+++ Provided information
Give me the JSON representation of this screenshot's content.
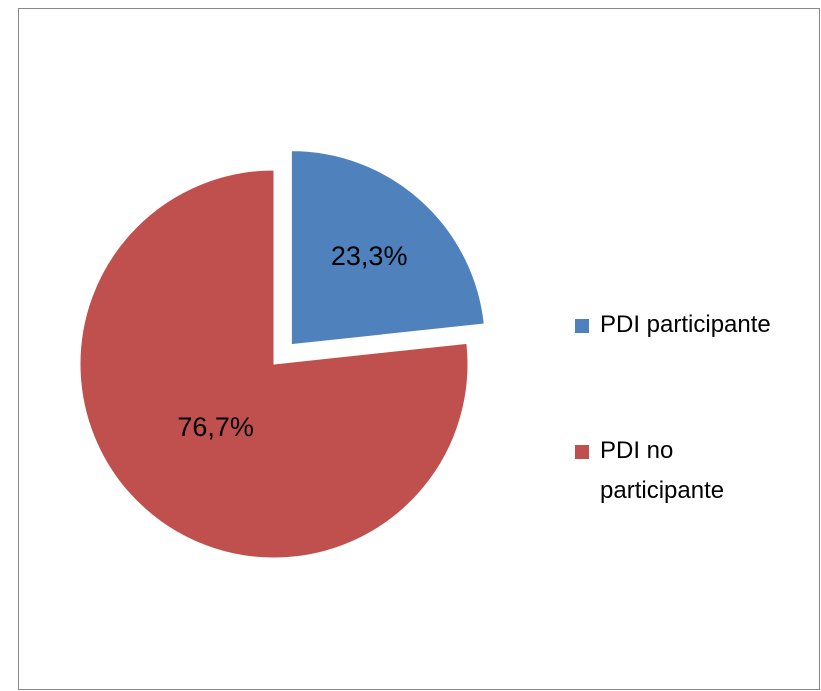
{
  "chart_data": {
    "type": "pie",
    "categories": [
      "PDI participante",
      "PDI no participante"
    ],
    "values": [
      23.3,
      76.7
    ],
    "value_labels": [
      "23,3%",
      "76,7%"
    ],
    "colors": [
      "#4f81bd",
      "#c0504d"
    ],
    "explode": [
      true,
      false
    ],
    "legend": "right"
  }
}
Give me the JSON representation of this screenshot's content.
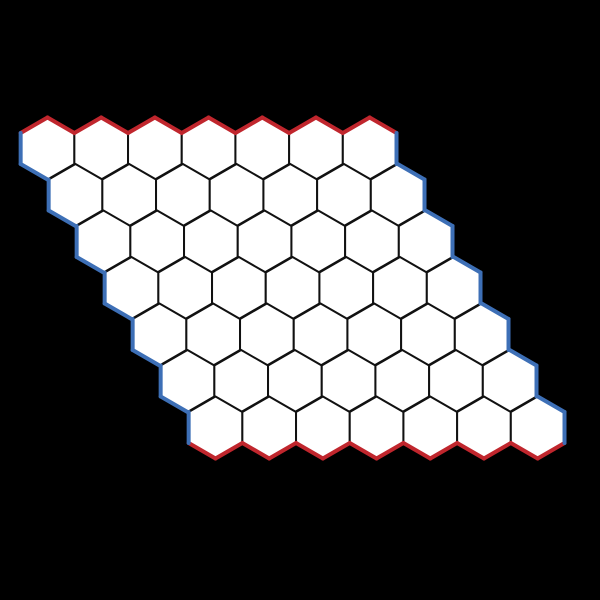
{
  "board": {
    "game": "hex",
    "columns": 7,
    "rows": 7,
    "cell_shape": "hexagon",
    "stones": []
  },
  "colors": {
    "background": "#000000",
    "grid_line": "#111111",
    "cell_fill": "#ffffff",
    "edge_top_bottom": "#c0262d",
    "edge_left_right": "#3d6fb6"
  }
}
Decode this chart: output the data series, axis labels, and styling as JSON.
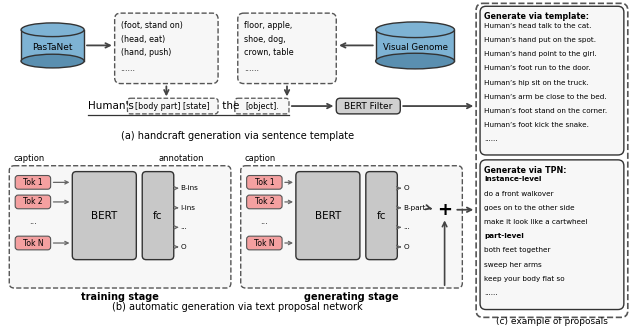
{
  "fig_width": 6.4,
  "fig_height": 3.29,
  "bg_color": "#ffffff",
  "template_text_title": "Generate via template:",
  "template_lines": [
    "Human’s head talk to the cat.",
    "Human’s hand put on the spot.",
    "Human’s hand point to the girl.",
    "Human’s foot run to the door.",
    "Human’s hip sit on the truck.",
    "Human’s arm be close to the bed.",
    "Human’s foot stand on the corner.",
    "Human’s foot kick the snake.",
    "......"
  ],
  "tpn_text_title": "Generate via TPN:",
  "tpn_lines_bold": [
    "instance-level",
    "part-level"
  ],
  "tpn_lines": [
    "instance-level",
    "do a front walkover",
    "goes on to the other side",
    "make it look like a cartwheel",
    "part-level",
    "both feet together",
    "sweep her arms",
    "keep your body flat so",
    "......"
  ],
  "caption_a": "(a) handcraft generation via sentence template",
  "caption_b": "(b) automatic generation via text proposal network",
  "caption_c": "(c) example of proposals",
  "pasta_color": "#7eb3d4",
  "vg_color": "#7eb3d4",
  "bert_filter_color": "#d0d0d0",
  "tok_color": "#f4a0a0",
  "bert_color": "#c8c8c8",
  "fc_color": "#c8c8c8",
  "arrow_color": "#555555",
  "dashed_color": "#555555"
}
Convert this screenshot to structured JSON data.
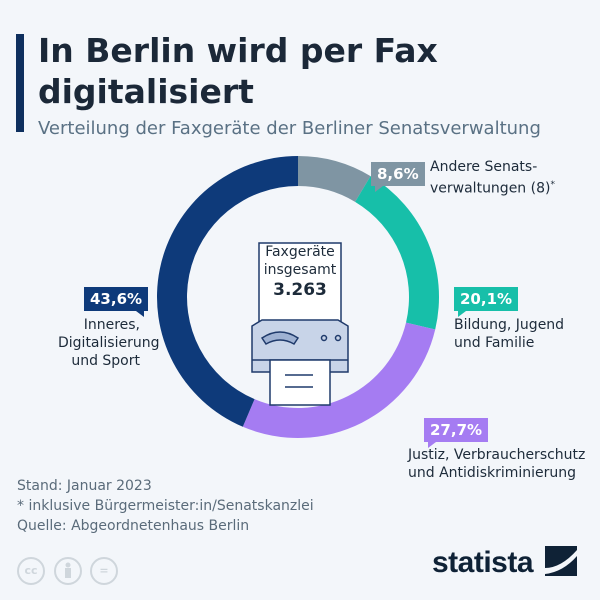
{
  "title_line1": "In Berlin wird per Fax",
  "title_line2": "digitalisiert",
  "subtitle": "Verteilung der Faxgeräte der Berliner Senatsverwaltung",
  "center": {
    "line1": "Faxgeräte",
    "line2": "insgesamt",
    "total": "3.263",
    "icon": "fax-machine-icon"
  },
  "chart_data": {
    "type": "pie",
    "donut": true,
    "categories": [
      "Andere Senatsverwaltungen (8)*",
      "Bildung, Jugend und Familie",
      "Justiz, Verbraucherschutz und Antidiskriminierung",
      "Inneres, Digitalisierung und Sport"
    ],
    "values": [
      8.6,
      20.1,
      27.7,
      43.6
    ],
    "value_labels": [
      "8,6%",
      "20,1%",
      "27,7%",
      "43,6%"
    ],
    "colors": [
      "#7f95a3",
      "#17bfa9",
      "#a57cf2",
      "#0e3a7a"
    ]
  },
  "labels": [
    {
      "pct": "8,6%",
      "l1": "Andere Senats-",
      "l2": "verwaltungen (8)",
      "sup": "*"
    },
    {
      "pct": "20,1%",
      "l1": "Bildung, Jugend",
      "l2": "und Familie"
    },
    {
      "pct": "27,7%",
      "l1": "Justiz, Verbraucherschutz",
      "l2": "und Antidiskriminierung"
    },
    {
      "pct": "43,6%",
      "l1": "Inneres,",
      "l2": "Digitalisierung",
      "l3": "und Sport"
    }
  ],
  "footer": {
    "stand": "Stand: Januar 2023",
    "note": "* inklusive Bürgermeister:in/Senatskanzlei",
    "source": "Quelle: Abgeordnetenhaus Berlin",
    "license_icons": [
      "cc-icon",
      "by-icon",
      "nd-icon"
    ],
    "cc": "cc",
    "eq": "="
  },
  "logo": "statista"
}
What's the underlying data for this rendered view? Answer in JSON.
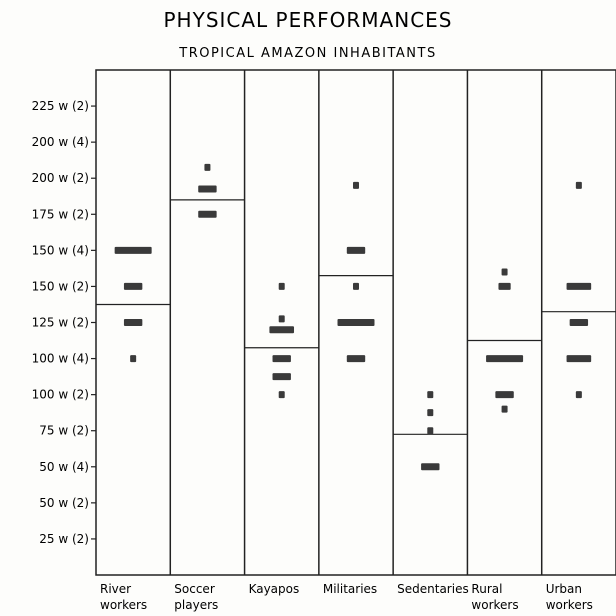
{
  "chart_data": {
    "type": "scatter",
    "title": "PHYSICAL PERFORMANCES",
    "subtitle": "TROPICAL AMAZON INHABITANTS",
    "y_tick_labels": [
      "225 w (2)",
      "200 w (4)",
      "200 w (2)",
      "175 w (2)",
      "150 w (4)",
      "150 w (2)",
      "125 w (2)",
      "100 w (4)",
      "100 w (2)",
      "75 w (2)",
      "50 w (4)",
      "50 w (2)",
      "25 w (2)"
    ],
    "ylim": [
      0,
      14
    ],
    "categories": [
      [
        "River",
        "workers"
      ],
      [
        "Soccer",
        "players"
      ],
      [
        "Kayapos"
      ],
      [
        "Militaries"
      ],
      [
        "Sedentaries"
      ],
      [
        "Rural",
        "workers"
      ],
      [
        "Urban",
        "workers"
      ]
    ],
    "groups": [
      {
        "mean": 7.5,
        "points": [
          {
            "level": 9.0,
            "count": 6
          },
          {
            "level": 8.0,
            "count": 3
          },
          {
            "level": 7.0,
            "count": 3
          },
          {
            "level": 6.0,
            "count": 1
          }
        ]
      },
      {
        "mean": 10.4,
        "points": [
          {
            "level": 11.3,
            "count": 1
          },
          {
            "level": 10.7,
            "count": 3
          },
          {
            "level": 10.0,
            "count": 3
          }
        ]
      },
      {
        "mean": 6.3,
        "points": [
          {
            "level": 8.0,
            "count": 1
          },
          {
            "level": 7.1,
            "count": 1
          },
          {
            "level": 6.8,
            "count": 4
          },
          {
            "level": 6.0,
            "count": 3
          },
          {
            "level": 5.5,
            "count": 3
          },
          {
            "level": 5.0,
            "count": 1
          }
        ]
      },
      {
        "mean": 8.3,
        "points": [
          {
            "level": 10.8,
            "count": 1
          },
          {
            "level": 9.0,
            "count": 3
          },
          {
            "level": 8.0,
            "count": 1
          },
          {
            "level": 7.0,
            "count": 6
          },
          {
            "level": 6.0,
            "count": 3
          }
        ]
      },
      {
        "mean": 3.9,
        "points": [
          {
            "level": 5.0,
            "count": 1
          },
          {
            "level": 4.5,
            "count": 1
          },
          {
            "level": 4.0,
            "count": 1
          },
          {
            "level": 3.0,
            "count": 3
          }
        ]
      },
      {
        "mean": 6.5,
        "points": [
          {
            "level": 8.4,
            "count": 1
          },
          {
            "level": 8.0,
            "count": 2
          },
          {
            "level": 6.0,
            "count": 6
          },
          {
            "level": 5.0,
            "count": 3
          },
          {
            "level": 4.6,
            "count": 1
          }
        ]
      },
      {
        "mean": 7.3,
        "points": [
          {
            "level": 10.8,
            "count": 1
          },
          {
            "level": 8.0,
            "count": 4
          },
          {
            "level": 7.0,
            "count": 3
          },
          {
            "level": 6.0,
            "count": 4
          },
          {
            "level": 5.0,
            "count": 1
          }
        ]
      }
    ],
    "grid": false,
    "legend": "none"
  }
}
++++++
Images must not appear in the copy; reproduce everything else in the records verbatim.

(Result)
Give me the JSON representation of this screenshot's content.
{
  "chart_data": {
    "type": "pie",
    "categories": [
      "PDI participante",
      "PDI no participante"
    ],
    "values": [
      23.3,
      76.7
    ],
    "value_labels": [
      "23,3%",
      "76,7%"
    ],
    "colors": [
      "#4f81bd",
      "#c0504d"
    ],
    "explode": [
      true,
      false
    ],
    "legend": "right"
  }
}
Give me the JSON representation of this screenshot's content.
{
  "board": {
    "game": "hex",
    "columns": 7,
    "rows": 7,
    "cell_shape": "hexagon",
    "stones": []
  },
  "colors": {
    "background": "#000000",
    "grid_line": "#111111",
    "cell_fill": "#ffffff",
    "edge_top_bottom": "#c0262d",
    "edge_left_right": "#3d6fb6"
  }
}
Decode this chart: output the data series, axis labels, and styling as JSON.
{
  "fig_width": 6.4,
  "fig_height": 3.29,
  "bg_color": "#ffffff",
  "template_text_title": "Generate via template:",
  "template_lines": [
    "Human’s head talk to the cat.",
    "Human’s hand put on the spot.",
    "Human’s hand point to the girl.",
    "Human’s foot run to the door.",
    "Human’s hip sit on the truck.",
    "Human’s arm be close to the bed.",
    "Human’s foot stand on the corner.",
    "Human’s foot kick the snake.",
    "......"
  ],
  "tpn_text_title": "Generate via TPN:",
  "tpn_lines_bold": [
    "instance-level",
    "part-level"
  ],
  "tpn_lines": [
    "instance-level",
    "do a front walkover",
    "goes on to the other side",
    "make it look like a cartwheel",
    "part-level",
    "both feet together",
    "sweep her arms",
    "keep your body flat so",
    "......"
  ],
  "caption_a": "(a) handcraft generation via sentence template",
  "caption_b": "(b) automatic generation via text proposal network",
  "caption_c": "(c) example of proposals",
  "pasta_color": "#7eb3d4",
  "vg_color": "#7eb3d4",
  "bert_filter_color": "#d0d0d0",
  "tok_color": "#f4a0a0",
  "bert_color": "#c8c8c8",
  "fc_color": "#c8c8c8",
  "arrow_color": "#555555",
  "dashed_color": "#555555"
}
Convert this screenshot to structured JSON data.
{
  "title_line1": "In Berlin wird per Fax",
  "title_line2": "digitalisiert",
  "subtitle": "Verteilung der Faxgeräte der Berliner Senatsverwaltung",
  "center": {
    "line1": "Faxgeräte",
    "line2": "insgesamt",
    "total": "3.263",
    "icon": "fax-machine-icon"
  },
  "chart_data": {
    "type": "pie",
    "donut": true,
    "categories": [
      "Andere Senatsverwaltungen (8)*",
      "Bildung, Jugend und Familie",
      "Justiz, Verbraucherschutz und Antidiskriminierung",
      "Inneres, Digitalisierung und Sport"
    ],
    "values": [
      8.6,
      20.1,
      27.7,
      43.6
    ],
    "value_labels": [
      "8,6%",
      "20,1%",
      "27,7%",
      "43,6%"
    ],
    "colors": [
      "#7f95a3",
      "#17bfa9",
      "#a57cf2",
      "#0e3a7a"
    ]
  },
  "labels": [
    {
      "pct": "8,6%",
      "l1": "Andere Senats-",
      "l2": "verwaltungen (8)",
      "sup": "*"
    },
    {
      "pct": "20,1%",
      "l1": "Bildung, Jugend",
      "l2": "und Familie"
    },
    {
      "pct": "27,7%",
      "l1": "Justiz, Verbraucherschutz",
      "l2": "und Antidiskriminierung"
    },
    {
      "pct": "43,6%",
      "l1": "Inneres,",
      "l2": "Digitalisierung",
      "l3": "und Sport"
    }
  ],
  "footer": {
    "stand": "Stand: Januar 2023",
    "note": "* inklusive Bürgermeister:in/Senatskanzlei",
    "source": "Quelle: Abgeordnetenhaus Berlin",
    "license_icons": [
      "cc-icon",
      "by-icon",
      "nd-icon"
    ],
    "cc": "cc",
    "eq": "="
  },
  "logo": "statista"
}
What's the underlying data for this rendered view? Answer in JSON.
{
  "chart_data": {
    "type": "scatter",
    "title": "PHYSICAL PERFORMANCES",
    "subtitle": "TROPICAL AMAZON INHABITANTS",
    "y_tick_labels": [
      "225 w (2)",
      "200 w (4)",
      "200 w (2)",
      "175 w (2)",
      "150 w (4)",
      "150 w (2)",
      "125 w (2)",
      "100 w (4)",
      "100 w (2)",
      "75 w (2)",
      "50 w (4)",
      "50 w (2)",
      "25 w (2)"
    ],
    "ylim": [
      0,
      14
    ],
    "categories": [
      [
        "River",
        "workers"
      ],
      [
        "Soccer",
        "players"
      ],
      [
        "Kayapos"
      ],
      [
        "Militaries"
      ],
      [
        "Sedentaries"
      ],
      [
        "Rural",
        "workers"
      ],
      [
        "Urban",
        "workers"
      ]
    ],
    "groups": [
      {
        "mean": 7.5,
        "points": [
          {
            "level": 9.0,
            "count": 6
          },
          {
            "level": 8.0,
            "count": 3
          },
          {
            "level": 7.0,
            "count": 3
          },
          {
            "level": 6.0,
            "count": 1
          }
        ]
      },
      {
        "mean": 10.4,
        "points": [
          {
            "level": 11.3,
            "count": 1
          },
          {
            "level": 10.7,
            "count": 3
          },
          {
            "level": 10.0,
            "count": 3
          }
        ]
      },
      {
        "mean": 6.3,
        "points": [
          {
            "level": 8.0,
            "count": 1
          },
          {
            "level": 7.1,
            "count": 1
          },
          {
            "level": 6.8,
            "count": 4
          },
          {
            "level": 6.0,
            "count": 3
          },
          {
            "level": 5.5,
            "count": 3
          },
          {
            "level": 5.0,
            "count": 1
          }
        ]
      },
      {
        "mean": 8.3,
        "points": [
          {
            "level": 10.8,
            "count": 1
          },
          {
            "level": 9.0,
            "count": 3
          },
          {
            "level": 8.0,
            "count": 1
          },
          {
            "level": 7.0,
            "count": 6
          },
          {
            "level": 6.0,
            "count": 3
          }
        ]
      },
      {
        "mean": 3.9,
        "points": [
          {
            "level": 5.0,
            "count": 1
          },
          {
            "level": 4.5,
            "count": 1
          },
          {
            "level": 4.0,
            "count": 1
          },
          {
            "level": 3.0,
            "count": 3
          }
        ]
      },
      {
        "mean": 6.5,
        "points": [
          {
            "level": 8.4,
            "count": 1
          },
          {
            "level": 8.0,
            "count": 2
          },
          {
            "level": 6.0,
            "count": 6
          },
          {
            "level": 5.0,
            "count": 3
          },
          {
            "level": 4.6,
            "count": 1
          }
        ]
      },
      {
        "mean": 7.3,
        "points": [
          {
            "level": 10.8,
            "count": 1
          },
          {
            "level": 8.0,
            "count": 4
          },
          {
            "level": 7.0,
            "count": 3
          },
          {
            "level": 6.0,
            "count": 4
          },
          {
            "level": 5.0,
            "count": 1
          }
        ]
      }
    ],
    "grid": false,
    "legend": "none"
  }
}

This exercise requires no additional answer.